How many lines hold the string "Imperio"? Reply with the number alone.

:: Given records ::

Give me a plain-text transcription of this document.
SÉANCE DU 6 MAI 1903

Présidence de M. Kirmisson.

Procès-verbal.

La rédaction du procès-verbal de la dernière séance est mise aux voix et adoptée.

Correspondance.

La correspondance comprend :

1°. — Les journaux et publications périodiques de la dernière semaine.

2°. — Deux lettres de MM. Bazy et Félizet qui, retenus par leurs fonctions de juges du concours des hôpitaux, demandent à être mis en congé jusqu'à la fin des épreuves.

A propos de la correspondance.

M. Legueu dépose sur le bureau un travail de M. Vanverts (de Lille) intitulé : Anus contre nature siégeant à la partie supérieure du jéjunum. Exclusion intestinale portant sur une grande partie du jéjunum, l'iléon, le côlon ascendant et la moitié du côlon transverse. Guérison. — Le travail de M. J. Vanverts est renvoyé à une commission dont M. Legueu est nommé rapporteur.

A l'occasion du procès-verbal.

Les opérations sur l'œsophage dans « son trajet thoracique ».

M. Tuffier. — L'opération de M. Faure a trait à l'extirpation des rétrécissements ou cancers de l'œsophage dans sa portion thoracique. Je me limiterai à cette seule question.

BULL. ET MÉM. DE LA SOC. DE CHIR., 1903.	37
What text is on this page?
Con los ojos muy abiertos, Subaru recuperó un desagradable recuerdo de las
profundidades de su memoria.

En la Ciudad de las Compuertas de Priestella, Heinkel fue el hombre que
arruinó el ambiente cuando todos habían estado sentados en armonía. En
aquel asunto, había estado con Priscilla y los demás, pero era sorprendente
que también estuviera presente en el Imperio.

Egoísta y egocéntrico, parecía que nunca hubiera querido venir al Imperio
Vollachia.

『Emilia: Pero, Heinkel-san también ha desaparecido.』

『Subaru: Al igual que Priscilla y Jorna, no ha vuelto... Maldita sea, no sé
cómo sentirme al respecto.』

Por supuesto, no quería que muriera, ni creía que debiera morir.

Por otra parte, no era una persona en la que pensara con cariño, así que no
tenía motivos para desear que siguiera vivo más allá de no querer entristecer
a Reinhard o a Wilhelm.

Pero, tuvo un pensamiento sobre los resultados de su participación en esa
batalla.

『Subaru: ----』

:::

▶ _Finished task_: 2